**Collected data entries:**
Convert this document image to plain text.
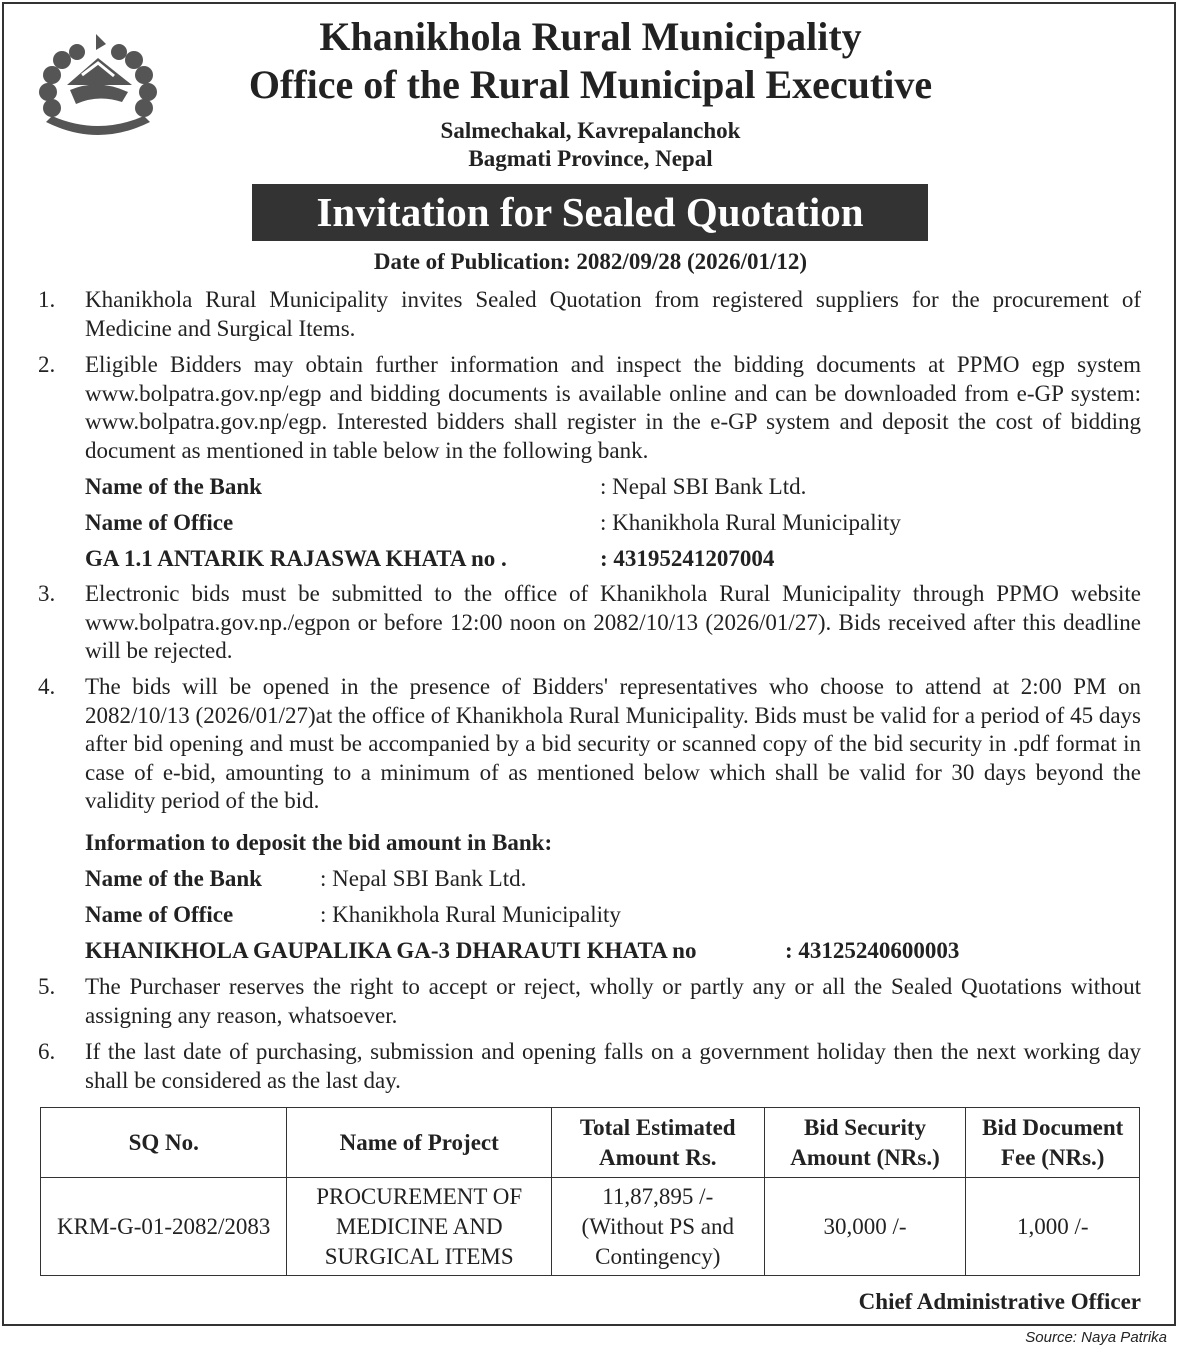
Khanikhola Rural Municipality
Office of the Rural Municipal Executive
Salmechakal, Kavrepalanchok
Bagmati Province, Nepal
Invitation for Sealed Quotation
Date of Publication: 2082/09/28 (2026/01/12)
1. Khanikhola Rural Municipality invites Sealed Quotation from registered suppliers for the procurement of Medicine and Surgical Items.
2. Eligible Bidders may obtain further information and inspect the bidding documents at PPMO egp system www.bolpatra.gov.np/egp and bidding documents is available online and can be downloaded from e-GP system: www.bolpatra.gov.np/egp. Interested bidders shall register in the e-GP system and deposit the cost of bidding document as mentioned in table below in the following bank.
Name of the Bank	: Nepal SBI Bank Ltd.
Name of Office	: Khanikhola Rural Municipality
GA 1.1 ANTARIK RAJASWA KHATA no .	: 43195241207004
3. Electronic bids must be submitted to the office of Khanikhola Rural Municipality through PPMO website www.bolpatra.gov.np./egpon or before 12:00 noon on 2082/10/13 (2026/01/27). Bids received after this deadline will be rejected.
4. The bids will be opened in the presence of Bidders' representatives who choose to attend at 2:00 PM on 2082/10/13 (2026/01/27)at the office of Khanikhola Rural Municipality. Bids must be valid for a period of 45 days after bid opening and must be accompanied by a bid security or scanned copy of the bid security in .pdf format in case of e-bid, amounting to a minimum of as mentioned below which shall be valid for 30 days beyond the validity period of the bid.
Information to deposit the bid amount in Bank:
Name of the Bank	: Nepal SBI Bank Ltd.
Name of Office	: Khanikhola Rural Municipality
KHANIKHOLA GAUPALIKA GA-3 DHARAUTI KHATA no	: 43125240600003
5. The Purchaser reserves the right to accept or reject, wholly or partly any or all the Sealed Quotations without assigning any reason, whatsoever.
6. If the last date of purchasing, submission and opening falls on a government holiday then the next working day shall be considered as the last day.
SQ No.	Name of Project	Total Estimated Amount Rs.	Bid Security Amount (NRs.)	Bid Document Fee (NRs.)
KRM-G-01-2082/2083	PROCUREMENT OF MEDICINE AND SURGICAL ITEMS	11,87,895 /- (Without PS and Contingency)	30,000 /-	1,000 /-
Chief Administrative Officer
Source: Naya Patrika
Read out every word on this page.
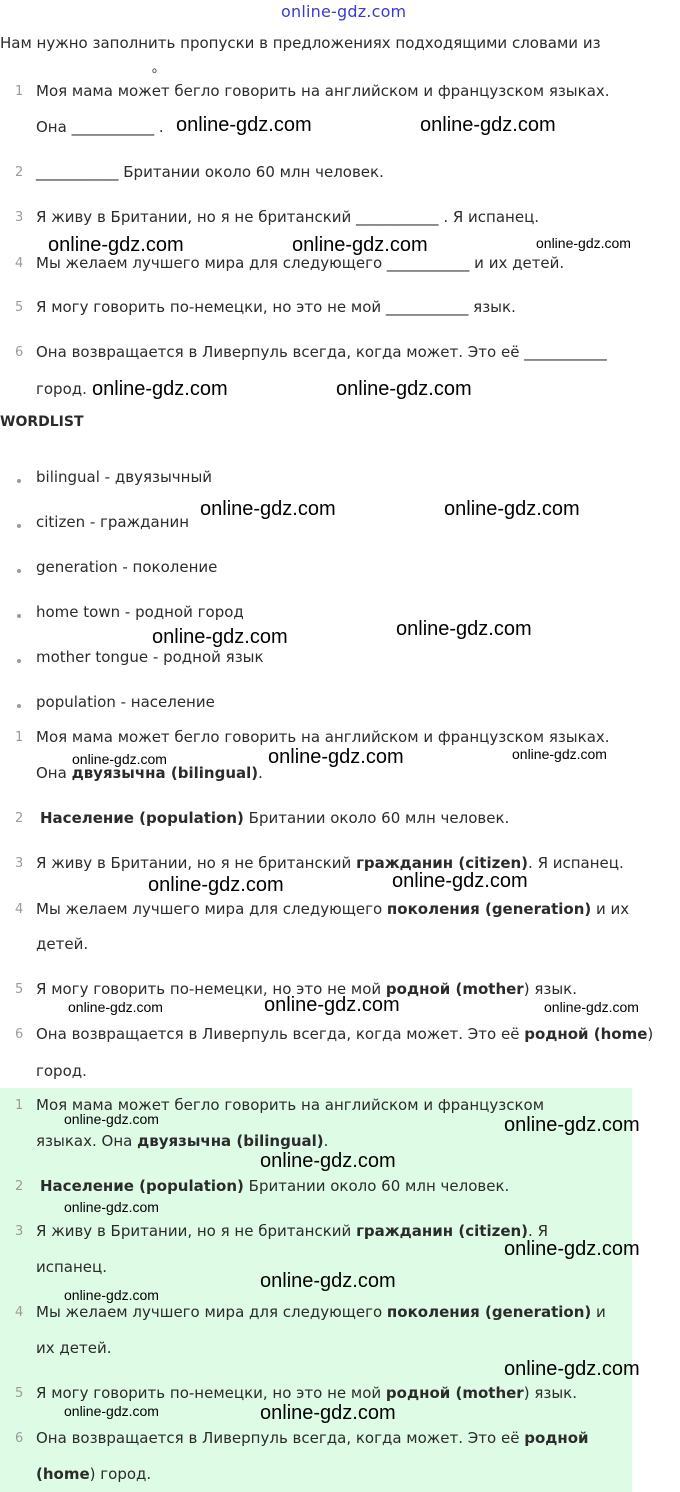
online-gdz.com
Нам нужно заполнить пропуски в предложениях подходящими словами из
о
1 Моя мама может бегло говорить на английском и французском языках.
Она ___________ .
2 ___________ Британии около 60 млн человек.
3 Я живу в Британии, но я не британский ___________ . Я испанец.
4 Мы желаем лучшего мира для следующего ___________ и их детей.
5 Я могу говорить по-немецки, но это не мой ___________ язык.
6 Она возвращается в Ливерпуль всегда, когда может. Это её ___________
город.
WORDLIST
bilingual - двуязычный
citizen - гражданин
generation - поколение
home town - родной город
mother tongue - родной язык
population - население
1 Моя мама может бегло говорить на английском и французском языках.
Она двуязычна (bilingual).
2 Население (population) Британии около 60 млн человек.
3 Я живу в Британии, но я не британский гражданин (citizen). Я испанец.
4 Мы желаем лучшего мира для следующего поколения (generation) и их
детей.
5 Я могу говорить по-немецки, но это не мой родной (mother) язык.
6 Она возвращается в Ливерпуль всегда, когда может. Это её родной (home)
город.
1 Моя мама может бегло говорить на английском и французском
языках. Она двуязычна (bilingual).
2 Население (population) Британии около 60 млн человек.
3 Я живу в Британии, но я не британский гражданин (citizen). Я
испанец.
4 Мы желаем лучшего мира для следующего поколения (generation) и
их детей.
5 Я могу говорить по-немецки, но это не мой родной (mother) язык.
6 Она возвращается в Ливерпуль всегда, когда может. Это её родной
(home) город.
online-gdz.com	online-gdz.com
online-gdz.com	online-gdz.com	online-gdz.com
online-gdz.com	online-gdz.com
online-gdz.com	online-gdz.com
online-gdz.com	online-gdz.com
online-gdz.com	online-gdz.com	online-gdz.com
online-gdz.com	online-gdz.com
online-gdz.com	online-gdz.com	online-gdz.com
online-gdz.com	online-gdz.com
online-gdz.com
online-gdz.com
online-gdz.com
online-gdz.com
online-gdz.com
online-gdz.com
online-gdz.com	online-gdz.com
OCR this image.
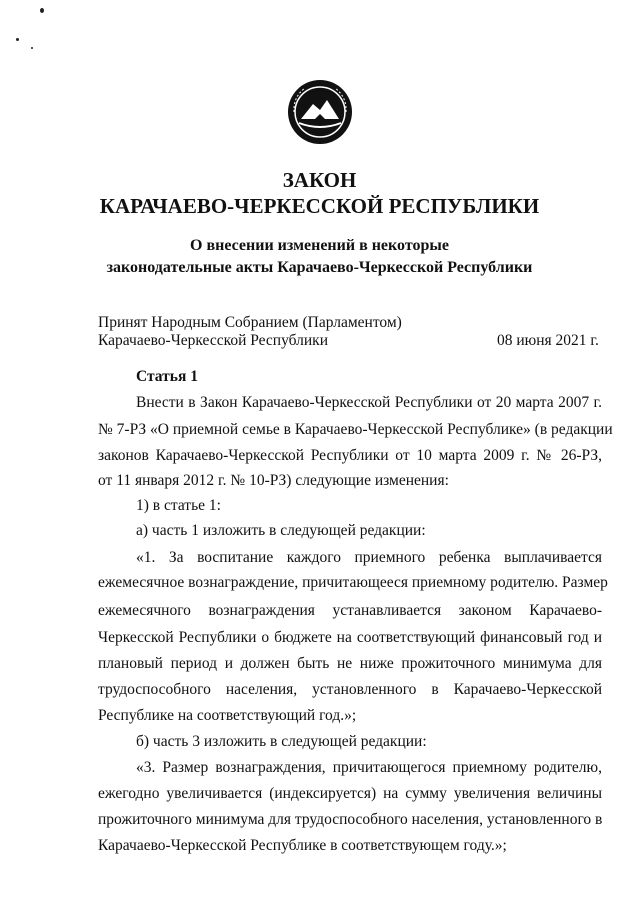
ЗАКОН
КАРАЧАЕВО-ЧЕРКЕССКОЙ РЕСПУБЛИКИ
О внесении изменений в некоторые
законодательные акты Карачаево-Черкесской Республики
Принят Народным Собранием (Парламентом)
Карачаево-Черкесской Республики	08 июня 2021 г.
Статья 1
Внести в Закон Карачаево-Черкесской Республики от 20 марта 2007 г.
№ 7-РЗ «О приемной семье в Карачаево-Черкесской Республике» (в редакции
законов Карачаево-Черкесской Республики от 10 марта 2009 г. № 26-РЗ,
от 11 января 2012 г. № 10-РЗ) следующие изменения:
1) в статье 1:
а) часть 1 изложить в следующей редакции:
«1. За воспитание каждого приемного ребенка выплачивается
ежемесячное вознаграждение, причитающееся приемному родителю. Размер
ежемесячного вознаграждения устанавливается законом Карачаево-
Черкесской Республики о бюджете на соответствующий финансовый год и
плановый период и должен быть не ниже прожиточного минимума для
трудоспособного населения, установленного в Карачаево-Черкесской
Республике на соответствующий год.»;
б) часть 3 изложить в следующей редакции:
«3. Размер вознаграждения, причитающегося приемному родителю,
ежегодно увеличивается (индексируется) на сумму увеличения величины
прожиточного минимума для трудоспособного населения, установленного в
Карачаево-Черкесской Республике в соответствующем году.»;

**To be done:** Transcribe the full listing character for character. Pictures are excluded.

**Result for this task:**
Convert this document image to plain text.
Khanikhola Rural Municipality
Office of the Rural Municipal Executive
Salmechakal, Kavrepalanchok
Bagmati Province, Nepal
Invitation for Sealed Quotation
Date of Publication: 2082/09/28 (2026/01/12)
1. Khanikhola Rural Municipality invites Sealed Quotation from registered suppliers for the procurement of Medicine and Surgical Items.
2. Eligible Bidders may obtain further information and inspect the bidding documents at PPMO egp system www.bolpatra.gov.np/egp and bidding documents is available online and can be downloaded from e-GP system: www.bolpatra.gov.np/egp. Interested bidders shall register in the e-GP system and deposit the cost of bidding document as mentioned in table below in the following bank.
Name of the Bank	: Nepal SBI Bank Ltd.
Name of Office	: Khanikhola Rural Municipality
GA 1.1 ANTARIK RAJASWA KHATA no .	: 43195241207004
3. Electronic bids must be submitted to the office of Khanikhola Rural Municipality through PPMO website www.bolpatra.gov.np./egpon or before 12:00 noon on 2082/10/13 (2026/01/27). Bids received after this deadline will be rejected.
4. The bids will be opened in the presence of Bidders' representatives who choose to attend at 2:00 PM on 2082/10/13 (2026/01/27)at the office of Khanikhola Rural Municipality. Bids must be valid for a period of 45 days after bid opening and must be accompanied by a bid security or scanned copy of the bid security in .pdf format in case of e-bid, amounting to a minimum of as mentioned below which shall be valid for 30 days beyond the validity period of the bid.
Information to deposit the bid amount in Bank:
Name of the Bank	: Nepal SBI Bank Ltd.
Name of Office	: Khanikhola Rural Municipality
KHANIKHOLA GAUPALIKA GA-3 DHARAUTI KHATA no	: 43125240600003
5. The Purchaser reserves the right to accept or reject, wholly or partly any or all the Sealed Quotations without assigning any reason, whatsoever.
6. If the last date of purchasing, submission and opening falls on a government holiday then the next working day shall be considered as the last day.
SQ No.	Name of Project	Total Estimated Amount Rs.	Bid Security Amount (NRs.)	Bid Document Fee (NRs.)
KRM-G-01-2082/2083	PROCUREMENT OF MEDICINE AND SURGICAL ITEMS	11,87,895 /- (Without PS and Contingency)	30,000 /-	1,000 /-
Chief Administrative Officer
Source: Naya Patrika
Read out every word on this page.
online-gdz.com
Нам нужно заполнить пропуски в предложениях подходящими словами из
о
1 Моя мама может бегло говорить на английском и французском языках.
Она ___________ .
2 ___________ Британии около 60 млн человек.
3 Я живу в Британии, но я не британский ___________ . Я испанец.
4 Мы желаем лучшего мира для следующего ___________ и их детей.
5 Я могу говорить по-немецки, но это не мой ___________ язык.
6 Она возвращается в Ливерпуль всегда, когда может. Это её ___________
город.
WORDLIST
bilingual - двуязычный
citizen - гражданин
generation - поколение
home town - родной город
mother tongue - родной язык
population - население
1 Моя мама может бегло говорить на английском и французском языках.
Она двуязычна (bilingual).
2 Население (population) Британии около 60 млн человек.
3 Я живу в Британии, но я не британский гражданин (citizen). Я испанец.
4 Мы желаем лучшего мира для следующего поколения (generation) и их
детей.
5 Я могу говорить по-немецки, но это не мой родной (mother) язык.
6 Она возвращается в Ливерпуль всегда, когда может. Это её родной (home)
город.
1 Моя мама может бегло говорить на английском и французском
языках. Она двуязычна (bilingual).
2 Население (population) Британии около 60 млн человек.
3 Я живу в Британии, но я не британский гражданин (citizen). Я
испанец.
4 Мы желаем лучшего мира для следующего поколения (generation) и
их детей.
5 Я могу говорить по-немецки, но это не мой родной (mother) язык.
6 Она возвращается в Ливерпуль всегда, когда может. Это её родной
(home) город.
online-gdz.com	online-gdz.com
online-gdz.com	online-gdz.com	online-gdz.com
online-gdz.com	online-gdz.com
online-gdz.com	online-gdz.com
online-gdz.com	online-gdz.com
online-gdz.com	online-gdz.com	online-gdz.com
online-gdz.com	online-gdz.com
online-gdz.com	online-gdz.com	online-gdz.com
online-gdz.com	online-gdz.com
online-gdz.com
online-gdz.com
online-gdz.com
online-gdz.com
online-gdz.com
online-gdz.com
online-gdz.com	online-gdz.com
OCR this image.
ЗАКОН
КАРАЧАЕВО-ЧЕРКЕССКОЙ РЕСПУБЛИКИ
О внесении изменений в некоторые
законодательные акты Карачаево-Черкесской Республики
Принят Народным Собранием (Парламентом)
Карачаево-Черкесской Республики	08 июня 2021 г.
Статья 1
Внести в Закон Карачаево-Черкесской Республики от 20 марта 2007 г.
№ 7-РЗ «О приемной семье в Карачаево-Черкесской Республике» (в редакции
законов Карачаево-Черкесской Республики от 10 марта 2009 г. № 26-РЗ,
от 11 января 2012 г. № 10-РЗ) следующие изменения:
1) в статье 1:
а) часть 1 изложить в следующей редакции:
«1. За воспитание каждого приемного ребенка выплачивается
ежемесячное вознаграждение, причитающееся приемному родителю. Размер
ежемесячного вознаграждения устанавливается законом Карачаево-
Черкесской Республики о бюджете на соответствующий финансовый год и
плановый период и должен быть не ниже прожиточного минимума для
трудоспособного населения, установленного в Карачаево-Черкесской
Республике на соответствующий год.»;
б) часть 3 изложить в следующей редакции:
«3. Размер вознаграждения, причитающегося приемному родителю,
ежегодно увеличивается (индексируется) на сумму увеличения величины
прожиточного минимума для трудоспособного населения, установленного в
Карачаево-Черкесской Республике в соответствующем году.»;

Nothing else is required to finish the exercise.